### THE TASK
Count lines with "night" in them. Report only the total.

### RECORDS FOR THIS EXERCISE
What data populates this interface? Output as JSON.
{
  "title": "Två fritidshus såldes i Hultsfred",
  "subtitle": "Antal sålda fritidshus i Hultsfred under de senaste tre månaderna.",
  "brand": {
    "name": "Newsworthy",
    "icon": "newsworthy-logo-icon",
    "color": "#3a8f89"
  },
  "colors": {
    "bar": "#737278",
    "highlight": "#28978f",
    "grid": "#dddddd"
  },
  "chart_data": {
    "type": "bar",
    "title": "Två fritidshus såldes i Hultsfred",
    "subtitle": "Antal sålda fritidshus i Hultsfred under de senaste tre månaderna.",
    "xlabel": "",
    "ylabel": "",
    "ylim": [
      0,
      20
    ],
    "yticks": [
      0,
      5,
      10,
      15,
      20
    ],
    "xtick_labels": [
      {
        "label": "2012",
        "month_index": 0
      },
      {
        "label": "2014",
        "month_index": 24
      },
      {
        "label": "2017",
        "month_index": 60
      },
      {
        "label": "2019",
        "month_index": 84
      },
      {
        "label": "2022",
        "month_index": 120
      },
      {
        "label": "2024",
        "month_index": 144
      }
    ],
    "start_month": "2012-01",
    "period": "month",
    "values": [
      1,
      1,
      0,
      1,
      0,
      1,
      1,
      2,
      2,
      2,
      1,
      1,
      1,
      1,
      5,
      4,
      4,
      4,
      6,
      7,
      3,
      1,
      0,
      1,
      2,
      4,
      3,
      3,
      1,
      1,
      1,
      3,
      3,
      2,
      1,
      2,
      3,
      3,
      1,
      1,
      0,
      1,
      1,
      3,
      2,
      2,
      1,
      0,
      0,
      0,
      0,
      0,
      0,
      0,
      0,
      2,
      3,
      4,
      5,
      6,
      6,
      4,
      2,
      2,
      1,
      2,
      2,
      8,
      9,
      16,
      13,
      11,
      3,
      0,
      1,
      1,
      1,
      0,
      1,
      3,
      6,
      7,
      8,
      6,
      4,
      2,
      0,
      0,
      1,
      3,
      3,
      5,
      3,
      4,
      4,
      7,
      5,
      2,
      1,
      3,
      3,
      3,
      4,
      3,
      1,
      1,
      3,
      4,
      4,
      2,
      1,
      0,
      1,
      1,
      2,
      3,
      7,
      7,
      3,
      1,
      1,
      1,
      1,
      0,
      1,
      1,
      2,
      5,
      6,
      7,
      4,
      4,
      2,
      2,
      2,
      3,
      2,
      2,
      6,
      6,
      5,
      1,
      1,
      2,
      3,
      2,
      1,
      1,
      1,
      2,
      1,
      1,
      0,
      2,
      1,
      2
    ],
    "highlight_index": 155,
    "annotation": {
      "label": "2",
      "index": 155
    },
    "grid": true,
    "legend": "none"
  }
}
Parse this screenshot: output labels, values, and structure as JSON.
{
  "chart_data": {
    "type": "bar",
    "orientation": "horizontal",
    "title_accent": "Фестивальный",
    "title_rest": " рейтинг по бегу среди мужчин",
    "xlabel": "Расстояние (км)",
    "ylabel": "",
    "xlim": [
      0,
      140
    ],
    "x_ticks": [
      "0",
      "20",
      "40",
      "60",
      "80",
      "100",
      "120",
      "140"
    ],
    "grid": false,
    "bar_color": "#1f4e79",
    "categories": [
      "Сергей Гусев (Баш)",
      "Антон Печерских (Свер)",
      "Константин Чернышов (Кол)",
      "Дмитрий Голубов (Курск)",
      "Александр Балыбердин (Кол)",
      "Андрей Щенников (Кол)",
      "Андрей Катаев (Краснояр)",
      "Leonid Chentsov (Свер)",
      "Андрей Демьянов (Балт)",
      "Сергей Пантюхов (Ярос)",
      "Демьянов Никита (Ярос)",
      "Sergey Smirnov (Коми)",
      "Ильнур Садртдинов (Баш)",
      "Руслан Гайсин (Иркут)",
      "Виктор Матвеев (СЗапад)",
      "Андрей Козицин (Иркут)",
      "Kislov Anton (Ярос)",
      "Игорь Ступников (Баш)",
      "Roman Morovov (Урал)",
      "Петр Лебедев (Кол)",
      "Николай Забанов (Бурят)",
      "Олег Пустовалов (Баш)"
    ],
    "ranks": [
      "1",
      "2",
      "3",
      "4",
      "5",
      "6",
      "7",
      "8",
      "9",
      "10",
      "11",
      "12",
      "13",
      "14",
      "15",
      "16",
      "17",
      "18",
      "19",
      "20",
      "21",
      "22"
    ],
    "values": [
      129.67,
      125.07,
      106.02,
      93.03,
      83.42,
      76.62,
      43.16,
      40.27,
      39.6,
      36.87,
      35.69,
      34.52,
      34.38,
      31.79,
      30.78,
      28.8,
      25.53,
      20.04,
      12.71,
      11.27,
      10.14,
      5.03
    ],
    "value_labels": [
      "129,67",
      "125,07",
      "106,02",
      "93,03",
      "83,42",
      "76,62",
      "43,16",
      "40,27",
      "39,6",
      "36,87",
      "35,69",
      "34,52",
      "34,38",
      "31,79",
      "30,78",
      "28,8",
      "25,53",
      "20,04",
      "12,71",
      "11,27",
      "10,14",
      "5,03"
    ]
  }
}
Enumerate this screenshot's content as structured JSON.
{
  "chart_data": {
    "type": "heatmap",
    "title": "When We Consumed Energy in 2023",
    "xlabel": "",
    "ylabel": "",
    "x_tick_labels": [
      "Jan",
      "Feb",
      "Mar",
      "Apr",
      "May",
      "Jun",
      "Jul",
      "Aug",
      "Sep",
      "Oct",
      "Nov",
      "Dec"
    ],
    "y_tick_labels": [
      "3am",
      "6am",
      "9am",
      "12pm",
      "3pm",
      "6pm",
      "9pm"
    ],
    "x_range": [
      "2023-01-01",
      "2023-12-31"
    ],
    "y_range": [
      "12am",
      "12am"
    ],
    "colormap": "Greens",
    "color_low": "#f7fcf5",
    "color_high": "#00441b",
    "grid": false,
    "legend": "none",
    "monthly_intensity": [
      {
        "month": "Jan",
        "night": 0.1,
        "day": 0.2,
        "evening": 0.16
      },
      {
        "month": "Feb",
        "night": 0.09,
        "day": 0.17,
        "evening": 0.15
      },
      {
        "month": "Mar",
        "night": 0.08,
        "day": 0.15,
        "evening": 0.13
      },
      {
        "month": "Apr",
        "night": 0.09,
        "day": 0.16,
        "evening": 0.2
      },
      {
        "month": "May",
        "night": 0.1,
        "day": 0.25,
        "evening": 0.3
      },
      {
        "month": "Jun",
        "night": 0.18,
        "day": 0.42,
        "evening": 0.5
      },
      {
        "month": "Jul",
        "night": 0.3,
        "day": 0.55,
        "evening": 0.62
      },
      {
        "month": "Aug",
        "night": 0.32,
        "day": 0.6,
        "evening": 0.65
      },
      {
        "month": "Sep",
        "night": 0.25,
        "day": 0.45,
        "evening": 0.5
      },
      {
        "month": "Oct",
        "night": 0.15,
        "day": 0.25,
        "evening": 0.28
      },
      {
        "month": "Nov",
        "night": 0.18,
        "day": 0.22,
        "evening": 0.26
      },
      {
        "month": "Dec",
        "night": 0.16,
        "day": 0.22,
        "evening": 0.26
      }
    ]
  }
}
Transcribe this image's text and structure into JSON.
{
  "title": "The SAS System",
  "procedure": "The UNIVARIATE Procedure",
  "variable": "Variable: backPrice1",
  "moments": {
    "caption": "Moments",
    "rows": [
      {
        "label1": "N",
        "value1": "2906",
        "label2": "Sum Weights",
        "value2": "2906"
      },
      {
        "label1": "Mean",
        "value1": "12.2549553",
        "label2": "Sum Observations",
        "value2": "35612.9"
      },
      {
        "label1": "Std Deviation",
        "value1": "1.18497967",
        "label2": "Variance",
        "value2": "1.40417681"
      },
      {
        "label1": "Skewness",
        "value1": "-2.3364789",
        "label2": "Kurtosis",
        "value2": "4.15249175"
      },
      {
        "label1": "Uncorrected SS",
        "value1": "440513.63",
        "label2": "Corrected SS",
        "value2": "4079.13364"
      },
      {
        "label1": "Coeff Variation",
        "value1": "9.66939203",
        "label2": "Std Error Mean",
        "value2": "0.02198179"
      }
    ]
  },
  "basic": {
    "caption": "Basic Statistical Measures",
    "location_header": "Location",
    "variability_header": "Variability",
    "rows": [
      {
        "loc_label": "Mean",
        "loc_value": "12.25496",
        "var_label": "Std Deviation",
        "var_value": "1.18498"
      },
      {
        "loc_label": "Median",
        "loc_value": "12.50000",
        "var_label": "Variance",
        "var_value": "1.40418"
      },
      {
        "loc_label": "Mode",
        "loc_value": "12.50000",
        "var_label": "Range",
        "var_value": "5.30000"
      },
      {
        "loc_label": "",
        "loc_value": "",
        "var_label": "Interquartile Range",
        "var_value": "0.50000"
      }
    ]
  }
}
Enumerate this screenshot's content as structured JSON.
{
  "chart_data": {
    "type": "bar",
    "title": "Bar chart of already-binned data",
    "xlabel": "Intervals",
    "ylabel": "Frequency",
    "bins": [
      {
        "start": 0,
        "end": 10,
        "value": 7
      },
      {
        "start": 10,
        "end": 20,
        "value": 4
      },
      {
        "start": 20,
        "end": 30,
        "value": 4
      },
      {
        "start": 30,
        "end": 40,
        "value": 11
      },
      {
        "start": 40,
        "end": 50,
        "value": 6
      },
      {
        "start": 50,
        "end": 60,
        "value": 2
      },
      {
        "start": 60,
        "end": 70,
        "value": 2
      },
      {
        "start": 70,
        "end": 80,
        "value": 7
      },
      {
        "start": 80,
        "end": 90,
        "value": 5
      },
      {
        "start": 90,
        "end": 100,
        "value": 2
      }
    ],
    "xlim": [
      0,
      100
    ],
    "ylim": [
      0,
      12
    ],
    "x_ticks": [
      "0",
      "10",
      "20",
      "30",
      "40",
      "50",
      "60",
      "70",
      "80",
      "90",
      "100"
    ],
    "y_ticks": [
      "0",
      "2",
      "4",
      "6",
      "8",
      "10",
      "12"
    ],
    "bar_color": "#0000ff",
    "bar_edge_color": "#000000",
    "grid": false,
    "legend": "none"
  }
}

### OUTPUT
12